## Aim
Your task is to copy the listing exactly, with the pictures left out.

## Supplied data
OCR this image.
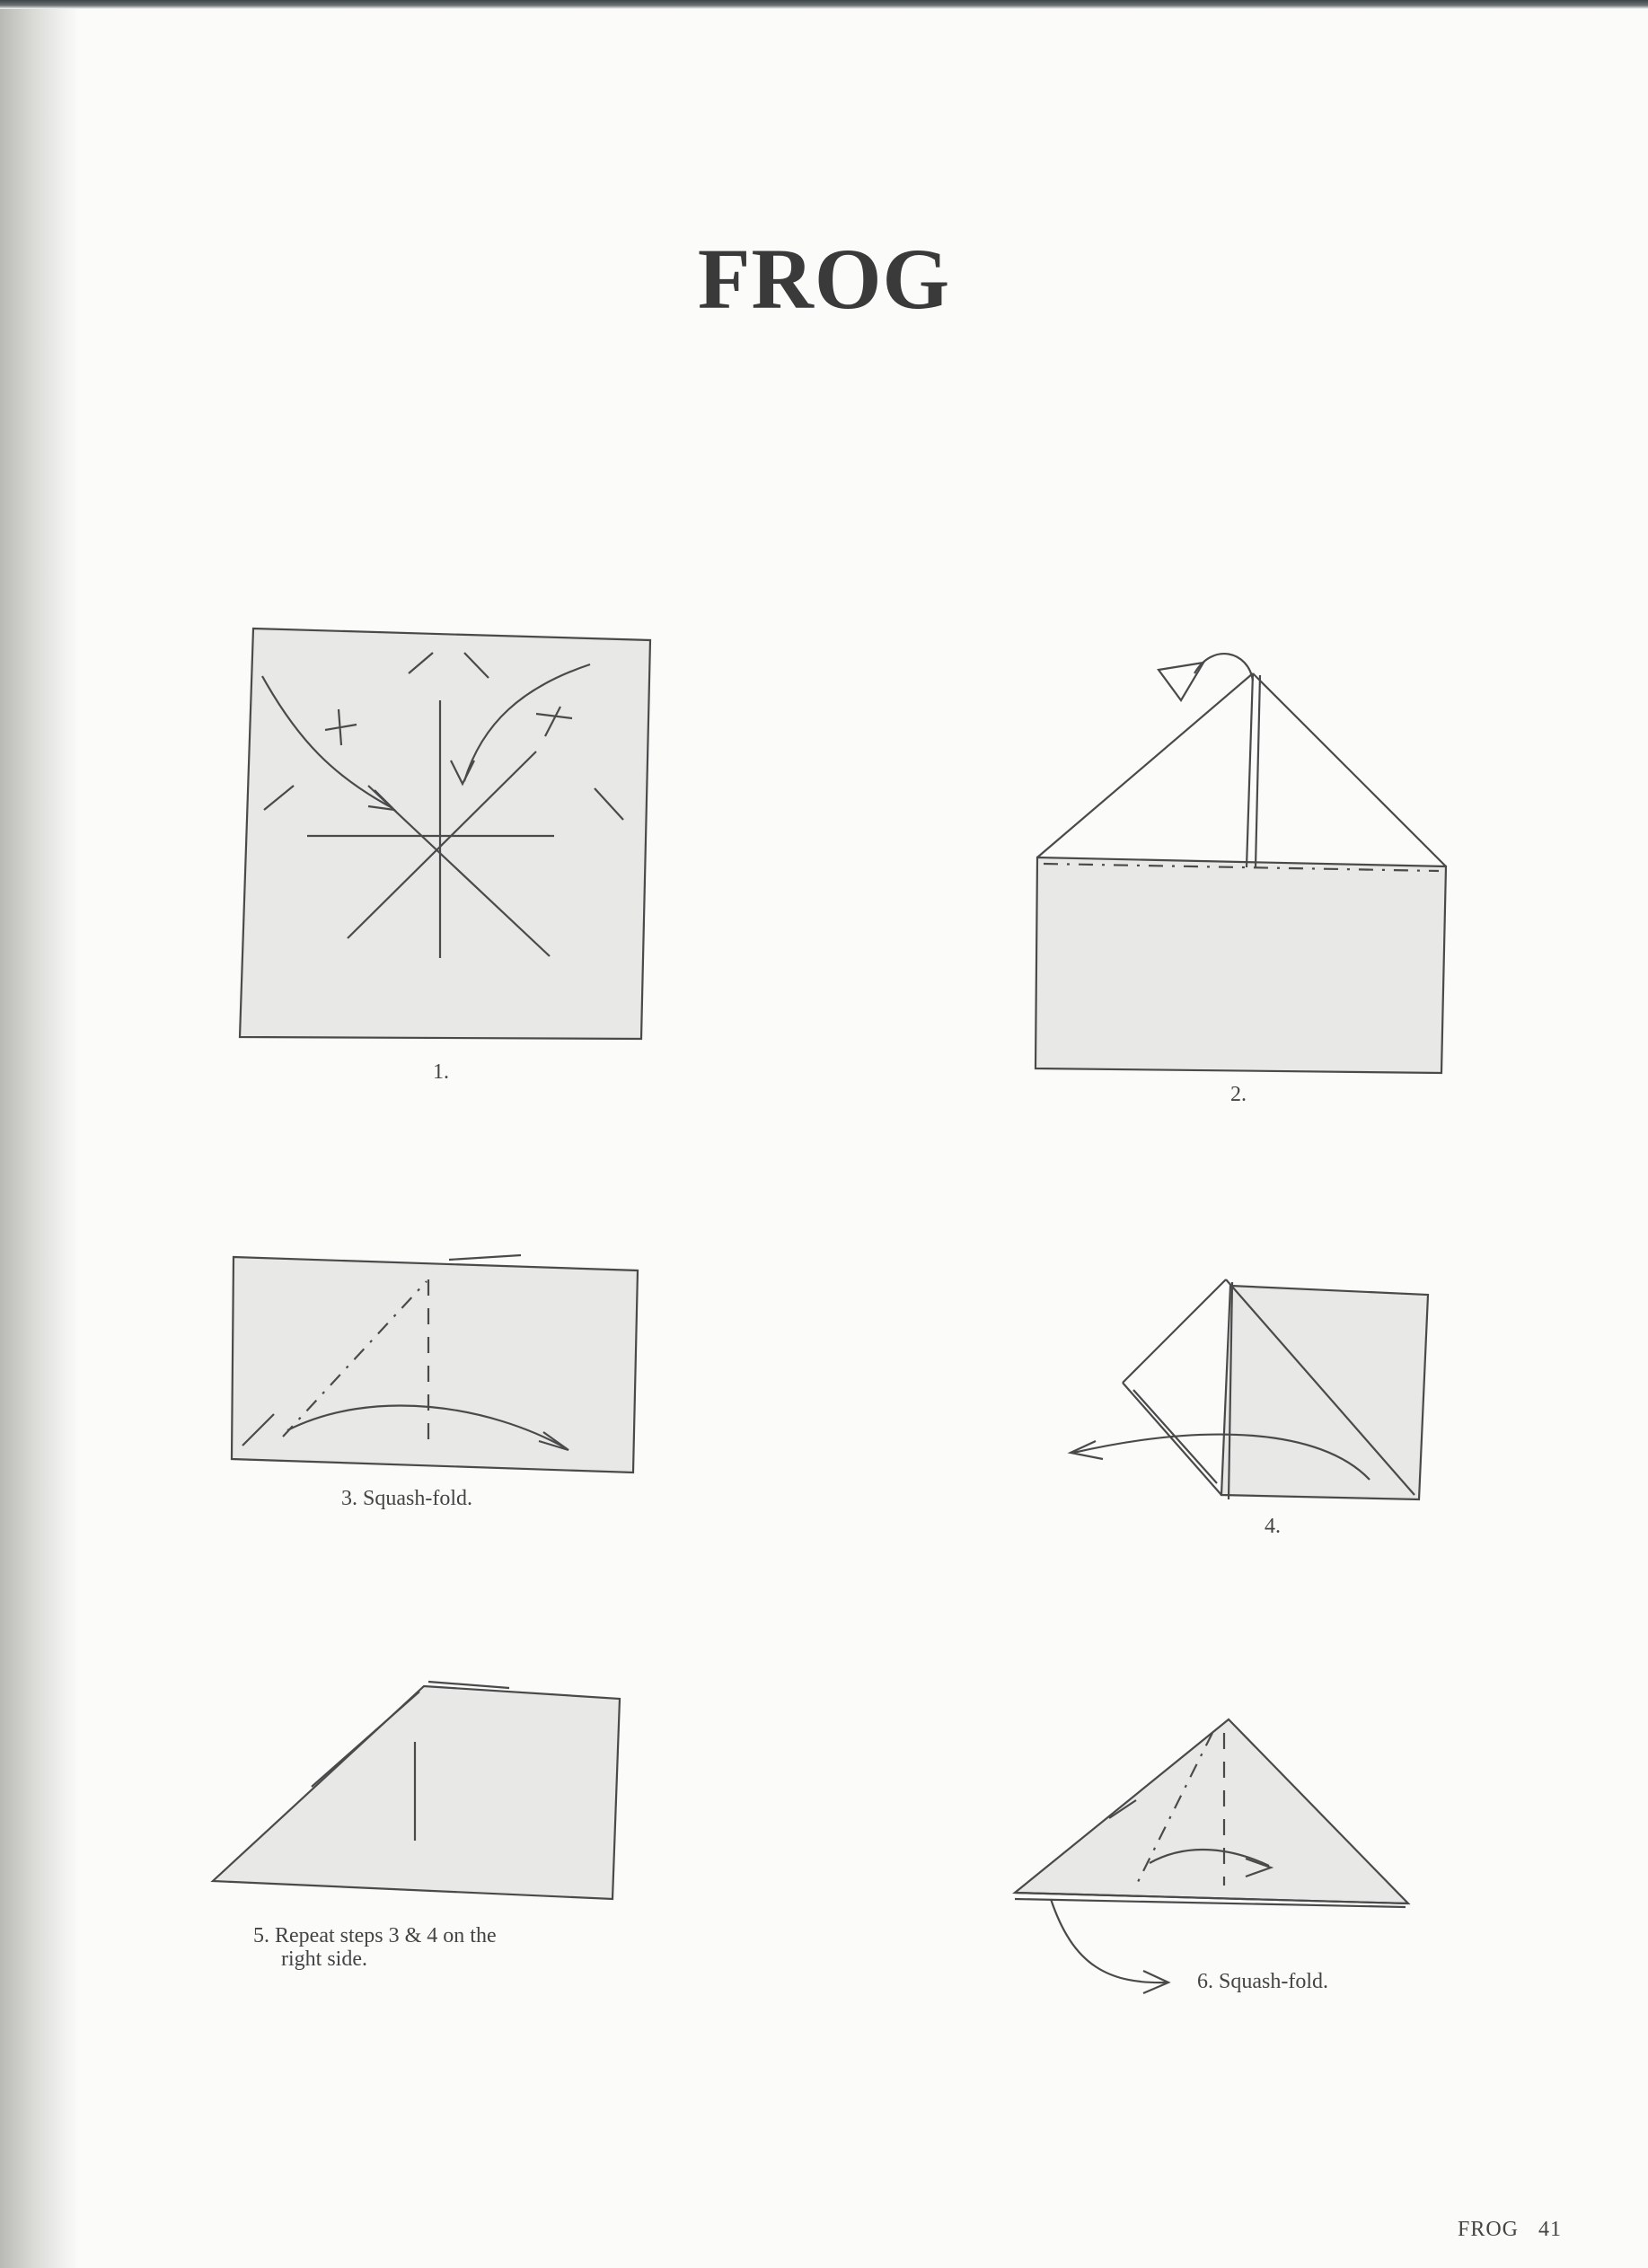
FROG
1.
2.
3. Squash-fold.
4.
5. Repeat steps 3 & 4 on the
right side.
6. Squash-fold.
FROG 41
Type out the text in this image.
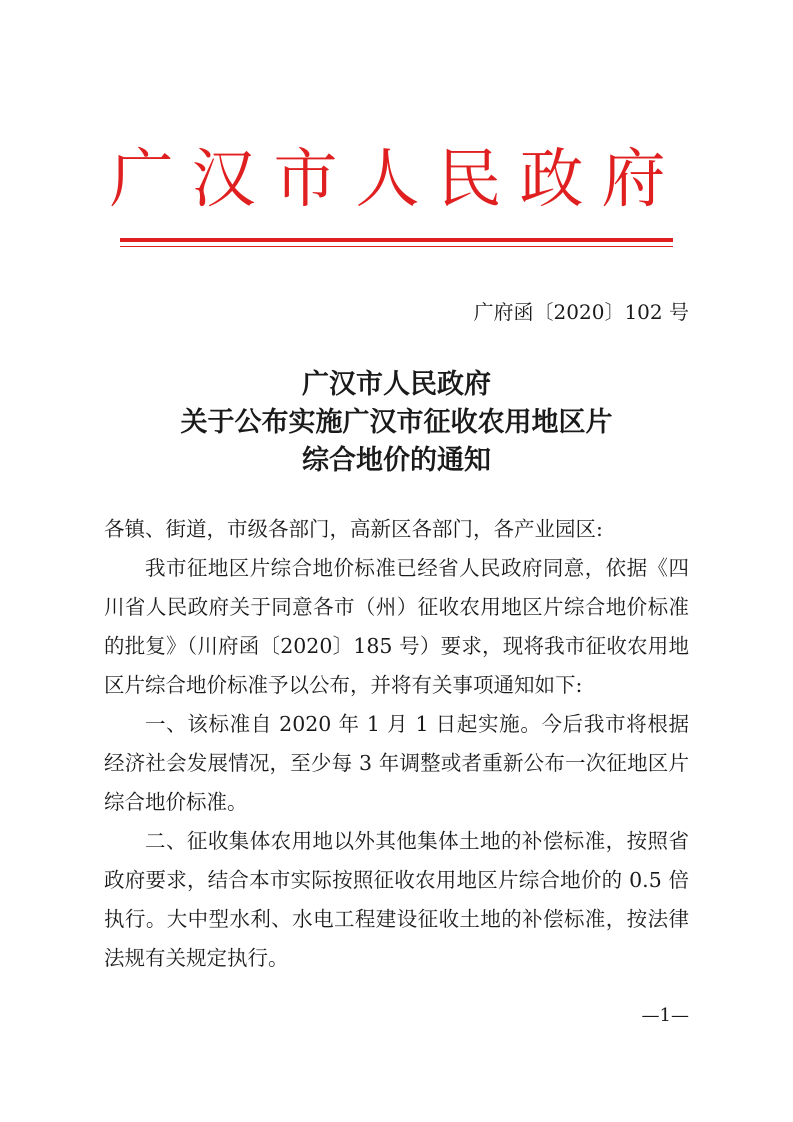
广汉市人民政府
广府函〔2020〕102 号
广汉市人民政府
关于公布实施广汉市征收农用地区片
综合地价的通知

各镇、街道，市级各部门，高新区各部门，各产业园区:

我市征地区片综合地价标准已经省人民政府同意，依据《四川省人民政府关于同意各市（州）征收农用地区片综合地价标准的批复》（川府函〔2020〕185 号）要求，现将我市征收农用地区片综合地价标准予以公布，并将有关事项通知如下:

一、该标准自 2020 年 1 月 1 日起实施。今后我市将根据经济社会发展情况，至少每 3 年调整或者重新公布一次征地区片综合地价标准。

二、征收集体农用地以外其他集体土地的补偿标准，按照省政府要求，结合本市实际按照征收农用地区片综合地价的 0.5 倍执行。大中型水利、水电工程建设征收土地的补偿标准，按法律法规有关规定执行。

—1—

## Response for this exercise
OCR this image.
FROG
1.
2.
3. Squash-fold.
4.
5. Repeat steps 3 & 4 on the
right side.
6. Squash-fold.
FROG 41
Type out the text in this image.
广汉市人民政府
广府函〔2020〕102 号
广汉市人民政府
关于公布实施广汉市征收农用地区片
综合地价的通知

各镇、街道，市级各部门，高新区各部门，各产业园区:

我市征地区片综合地价标准已经省人民政府同意，依据《四川省人民政府关于同意各市（州）征收农用地区片综合地价标准的批复》（川府函〔2020〕185 号）要求，现将我市征收农用地区片综合地价标准予以公布，并将有关事项通知如下:

一、该标准自 2020 年 1 月 1 日起实施。今后我市将根据经济社会发展情况，至少每 3 年调整或者重新公布一次征地区片综合地价标准。

二、征收集体农用地以外其他集体土地的补偿标准，按照省政府要求，结合本市实际按照征收农用地区片综合地价的 0.5 倍执行。大中型水利、水电工程建设征收土地的补偿标准，按法律法规有关规定执行。

—1—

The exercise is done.